### PROVIDED RECORDS
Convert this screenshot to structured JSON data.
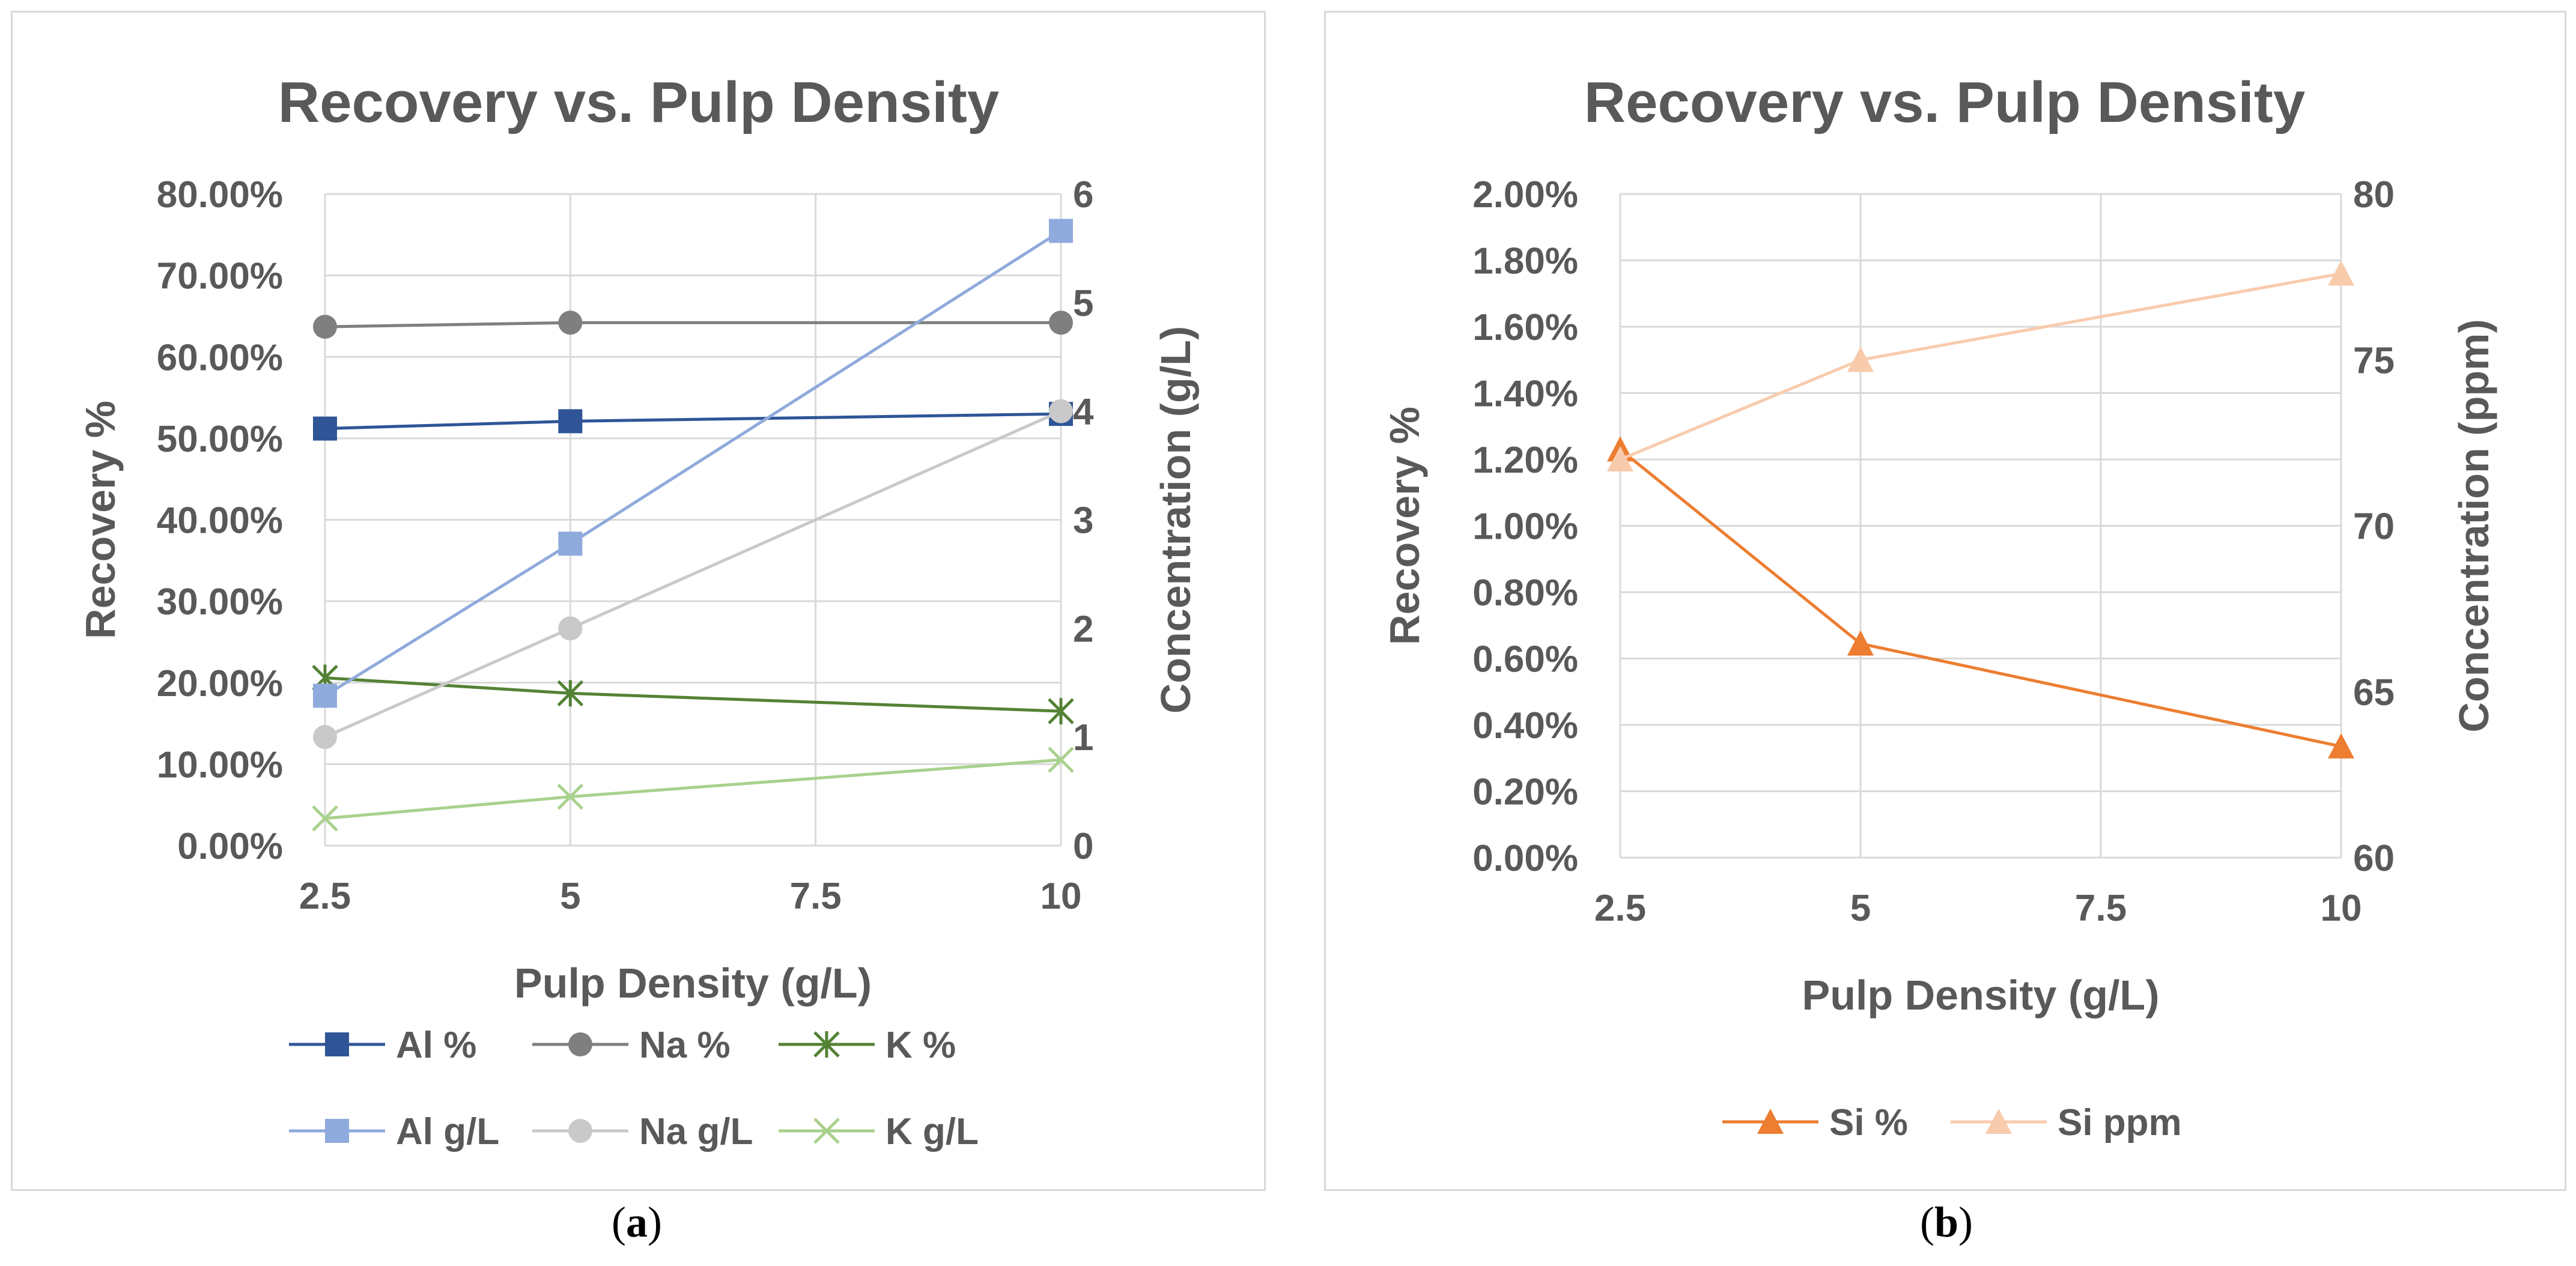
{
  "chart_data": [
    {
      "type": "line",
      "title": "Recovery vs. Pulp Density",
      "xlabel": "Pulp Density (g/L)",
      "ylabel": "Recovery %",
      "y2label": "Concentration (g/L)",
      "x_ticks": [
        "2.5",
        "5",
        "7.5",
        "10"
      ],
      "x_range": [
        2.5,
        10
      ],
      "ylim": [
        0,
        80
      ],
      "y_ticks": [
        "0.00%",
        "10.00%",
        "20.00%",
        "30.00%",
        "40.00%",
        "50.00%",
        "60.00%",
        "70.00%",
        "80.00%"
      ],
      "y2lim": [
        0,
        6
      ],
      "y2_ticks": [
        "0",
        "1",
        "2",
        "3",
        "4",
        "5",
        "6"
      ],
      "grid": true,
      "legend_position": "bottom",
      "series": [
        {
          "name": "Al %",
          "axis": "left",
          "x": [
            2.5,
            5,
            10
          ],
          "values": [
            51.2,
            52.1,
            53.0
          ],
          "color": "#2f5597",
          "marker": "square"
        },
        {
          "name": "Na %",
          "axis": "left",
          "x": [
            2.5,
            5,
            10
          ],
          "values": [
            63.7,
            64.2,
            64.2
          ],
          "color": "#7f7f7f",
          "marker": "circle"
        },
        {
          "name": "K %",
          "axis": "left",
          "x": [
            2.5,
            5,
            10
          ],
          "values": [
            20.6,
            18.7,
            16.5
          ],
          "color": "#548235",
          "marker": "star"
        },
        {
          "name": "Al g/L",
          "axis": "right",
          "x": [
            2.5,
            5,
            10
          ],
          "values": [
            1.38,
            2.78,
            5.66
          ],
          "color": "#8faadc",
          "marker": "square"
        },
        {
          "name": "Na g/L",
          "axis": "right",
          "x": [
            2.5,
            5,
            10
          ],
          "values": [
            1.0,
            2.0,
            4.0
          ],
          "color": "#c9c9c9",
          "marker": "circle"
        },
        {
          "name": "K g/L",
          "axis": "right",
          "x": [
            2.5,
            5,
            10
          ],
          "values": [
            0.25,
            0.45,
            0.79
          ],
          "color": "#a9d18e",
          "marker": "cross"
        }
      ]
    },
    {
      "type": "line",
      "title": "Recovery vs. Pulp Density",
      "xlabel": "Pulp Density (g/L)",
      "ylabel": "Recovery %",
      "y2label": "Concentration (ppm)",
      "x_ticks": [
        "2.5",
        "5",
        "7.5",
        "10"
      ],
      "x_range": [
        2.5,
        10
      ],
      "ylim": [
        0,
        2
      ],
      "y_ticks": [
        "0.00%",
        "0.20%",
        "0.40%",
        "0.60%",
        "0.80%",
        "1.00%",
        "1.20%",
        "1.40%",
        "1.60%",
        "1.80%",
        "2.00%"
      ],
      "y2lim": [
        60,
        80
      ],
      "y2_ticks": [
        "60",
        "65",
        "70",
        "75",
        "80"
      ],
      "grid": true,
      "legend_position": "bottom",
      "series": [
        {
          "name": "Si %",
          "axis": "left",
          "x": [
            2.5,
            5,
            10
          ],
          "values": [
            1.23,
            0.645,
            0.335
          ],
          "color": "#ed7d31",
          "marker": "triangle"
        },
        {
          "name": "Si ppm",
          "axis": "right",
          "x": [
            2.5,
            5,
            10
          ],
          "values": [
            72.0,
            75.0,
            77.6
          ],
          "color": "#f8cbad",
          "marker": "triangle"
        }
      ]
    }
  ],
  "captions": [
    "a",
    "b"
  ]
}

### WORK REQUIRED
Reproduce the material word for word. Any pictures should be left out of the copy.

### WRITTEN RESPONSE
Convert this screenshot to structured JSON data.
{
  "chart_data": [
    {
      "type": "line",
      "title": "Recovery vs. Pulp Density",
      "xlabel": "Pulp Density (g/L)",
      "ylabel": "Recovery %",
      "y2label": "Concentration (g/L)",
      "x_ticks": [
        "2.5",
        "5",
        "7.5",
        "10"
      ],
      "x_range": [
        2.5,
        10
      ],
      "ylim": [
        0,
        80
      ],
      "y_ticks": [
        "0.00%",
        "10.00%",
        "20.00%",
        "30.00%",
        "40.00%",
        "50.00%",
        "60.00%",
        "70.00%",
        "80.00%"
      ],
      "y2lim": [
        0,
        6
      ],
      "y2_ticks": [
        "0",
        "1",
        "2",
        "3",
        "4",
        "5",
        "6"
      ],
      "grid": true,
      "legend_position": "bottom",
      "series": [
        {
          "name": "Al %",
          "axis": "left",
          "x": [
            2.5,
            5,
            10
          ],
          "values": [
            51.2,
            52.1,
            53.0
          ],
          "color": "#2f5597",
          "marker": "square"
        },
        {
          "name": "Na %",
          "axis": "left",
          "x": [
            2.5,
            5,
            10
          ],
          "values": [
            63.7,
            64.2,
            64.2
          ],
          "color": "#7f7f7f",
          "marker": "circle"
        },
        {
          "name": "K %",
          "axis": "left",
          "x": [
            2.5,
            5,
            10
          ],
          "values": [
            20.6,
            18.7,
            16.5
          ],
          "color": "#548235",
          "marker": "star"
        },
        {
          "name": "Al g/L",
          "axis": "right",
          "x": [
            2.5,
            5,
            10
          ],
          "values": [
            1.38,
            2.78,
            5.66
          ],
          "color": "#8faadc",
          "marker": "square"
        },
        {
          "name": "Na g/L",
          "axis": "right",
          "x": [
            2.5,
            5,
            10
          ],
          "values": [
            1.0,
            2.0,
            4.0
          ],
          "color": "#c9c9c9",
          "marker": "circle"
        },
        {
          "name": "K g/L",
          "axis": "right",
          "x": [
            2.5,
            5,
            10
          ],
          "values": [
            0.25,
            0.45,
            0.79
          ],
          "color": "#a9d18e",
          "marker": "cross"
        }
      ]
    },
    {
      "type": "line",
      "title": "Recovery vs. Pulp Density",
      "xlabel": "Pulp Density (g/L)",
      "ylabel": "Recovery %",
      "y2label": "Concentration (ppm)",
      "x_ticks": [
        "2.5",
        "5",
        "7.5",
        "10"
      ],
      "x_range": [
        2.5,
        10
      ],
      "ylim": [
        0,
        2
      ],
      "y_ticks": [
        "0.00%",
        "0.20%",
        "0.40%",
        "0.60%",
        "0.80%",
        "1.00%",
        "1.20%",
        "1.40%",
        "1.60%",
        "1.80%",
        "2.00%"
      ],
      "y2lim": [
        60,
        80
      ],
      "y2_ticks": [
        "60",
        "65",
        "70",
        "75",
        "80"
      ],
      "grid": true,
      "legend_position": "bottom",
      "series": [
        {
          "name": "Si %",
          "axis": "left",
          "x": [
            2.5,
            5,
            10
          ],
          "values": [
            1.23,
            0.645,
            0.335
          ],
          "color": "#ed7d31",
          "marker": "triangle"
        },
        {
          "name": "Si ppm",
          "axis": "right",
          "x": [
            2.5,
            5,
            10
          ],
          "values": [
            72.0,
            75.0,
            77.6
          ],
          "color": "#f8cbad",
          "marker": "triangle"
        }
      ]
    }
  ],
  "captions": [
    "a",
    "b"
  ]
}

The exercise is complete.